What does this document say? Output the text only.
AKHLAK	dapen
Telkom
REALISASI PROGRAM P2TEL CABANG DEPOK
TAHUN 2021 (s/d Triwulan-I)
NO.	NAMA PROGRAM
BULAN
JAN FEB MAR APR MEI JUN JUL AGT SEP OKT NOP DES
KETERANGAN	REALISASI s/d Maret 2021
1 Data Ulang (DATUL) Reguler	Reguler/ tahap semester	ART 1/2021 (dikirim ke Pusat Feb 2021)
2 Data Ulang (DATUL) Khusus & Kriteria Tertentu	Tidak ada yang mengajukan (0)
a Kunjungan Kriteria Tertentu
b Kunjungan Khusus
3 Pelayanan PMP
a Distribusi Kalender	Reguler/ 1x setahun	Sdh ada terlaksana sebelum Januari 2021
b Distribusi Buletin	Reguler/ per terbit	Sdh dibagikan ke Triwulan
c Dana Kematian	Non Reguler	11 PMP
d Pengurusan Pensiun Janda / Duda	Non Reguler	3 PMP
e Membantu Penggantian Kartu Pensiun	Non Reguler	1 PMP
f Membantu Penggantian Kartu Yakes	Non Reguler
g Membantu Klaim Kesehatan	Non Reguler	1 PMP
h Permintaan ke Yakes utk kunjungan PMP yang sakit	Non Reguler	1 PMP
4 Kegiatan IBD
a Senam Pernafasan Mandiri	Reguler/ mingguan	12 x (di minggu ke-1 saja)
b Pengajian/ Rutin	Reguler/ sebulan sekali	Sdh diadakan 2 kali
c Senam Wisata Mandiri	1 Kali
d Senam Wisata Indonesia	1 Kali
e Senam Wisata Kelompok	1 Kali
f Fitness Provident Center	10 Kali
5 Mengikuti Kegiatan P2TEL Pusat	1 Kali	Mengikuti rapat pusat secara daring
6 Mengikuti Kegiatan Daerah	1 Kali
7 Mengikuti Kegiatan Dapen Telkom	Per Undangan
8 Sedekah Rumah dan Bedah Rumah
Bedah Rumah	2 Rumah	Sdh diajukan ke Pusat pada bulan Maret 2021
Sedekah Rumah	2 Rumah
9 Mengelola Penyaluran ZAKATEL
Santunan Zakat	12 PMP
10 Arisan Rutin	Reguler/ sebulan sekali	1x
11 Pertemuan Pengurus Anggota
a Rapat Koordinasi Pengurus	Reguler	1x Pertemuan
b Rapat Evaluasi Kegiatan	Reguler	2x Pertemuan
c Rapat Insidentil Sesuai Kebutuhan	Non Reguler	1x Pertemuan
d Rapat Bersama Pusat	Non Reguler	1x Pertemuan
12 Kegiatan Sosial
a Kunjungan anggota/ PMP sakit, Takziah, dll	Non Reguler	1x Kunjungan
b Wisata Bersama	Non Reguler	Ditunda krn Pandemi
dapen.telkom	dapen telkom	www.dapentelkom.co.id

★ ★ ★

• [TASK PROMPT] Reproduce every line of the material above exactly.

• [OUTPUT FOR THIS EXERCISE]
What does this document say? Output the text only.
AKHLAK	dapen
Telkom
REALISASI PROGRAM P2TEL CABANG DEPOK
TAHUN 2021 (s/d Triwulan-I)
NO.	NAMA PROGRAM
BULAN
JAN FEB MAR APR MEI JUN JUL AGT SEP OKT NOP DES
KETERANGAN	REALISASI s/d Maret 2021
1 Data Ulang (DATUL) Reguler	Reguler/ tahap semester	ART 1/2021 (dikirim ke Pusat Feb 2021)
2 Data Ulang (DATUL) Khusus & Kriteria Tertentu	Tidak ada yang mengajukan (0)
a Kunjungan Kriteria Tertentu
b Kunjungan Khusus
3 Pelayanan PMP
a Distribusi Kalender	Reguler/ 1x setahun	Sdh ada terlaksana sebelum Januari 2021
b Distribusi Buletin	Reguler/ per terbit	Sdh dibagikan ke Triwulan
c Dana Kematian	Non Reguler	11 PMP
d Pengurusan Pensiun Janda / Duda	Non Reguler	3 PMP
e Membantu Penggantian Kartu Pensiun	Non Reguler	1 PMP
f Membantu Penggantian Kartu Yakes	Non Reguler
g Membantu Klaim Kesehatan	Non Reguler	1 PMP
h Permintaan ke Yakes utk kunjungan PMP yang sakit	Non Reguler	1 PMP
4 Kegiatan IBD
a Senam Pernafasan Mandiri	Reguler/ mingguan	12 x (di minggu ke-1 saja)
b Pengajian/ Rutin	Reguler/ sebulan sekali	Sdh diadakan 2 kali
c Senam Wisata Mandiri	1 Kali
d Senam Wisata Indonesia	1 Kali
e Senam Wisata Kelompok	1 Kali
f Fitness Provident Center	10 Kali
5 Mengikuti Kegiatan P2TEL Pusat	1 Kali	Mengikuti rapat pusat secara daring
6 Mengikuti Kegiatan Daerah	1 Kali
7 Mengikuti Kegiatan Dapen Telkom	Per Undangan
8 Sedekah Rumah dan Bedah Rumah
Bedah Rumah	2 Rumah	Sdh diajukan ke Pusat pada bulan Maret 2021
Sedekah Rumah	2 Rumah
9 Mengelola Penyaluran ZAKATEL
Santunan Zakat	12 PMP
10 Arisan Rutin	Reguler/ sebulan sekali	1x
11 Pertemuan Pengurus Anggota
a Rapat Koordinasi Pengurus	Reguler	1x Pertemuan
b Rapat Evaluasi Kegiatan	Reguler	2x Pertemuan
c Rapat Insidentil Sesuai Kebutuhan	Non Reguler	1x Pertemuan
d Rapat Bersama Pusat	Non Reguler	1x Pertemuan
12 Kegiatan Sosial
a Kunjungan anggota/ PMP sakit, Takziah, dll	Non Reguler	1x Kunjungan
b Wisata Bersama	Non Reguler	Ditunda krn Pandemi
dapen.telkom	dapen telkom	www.dapentelkom.co.id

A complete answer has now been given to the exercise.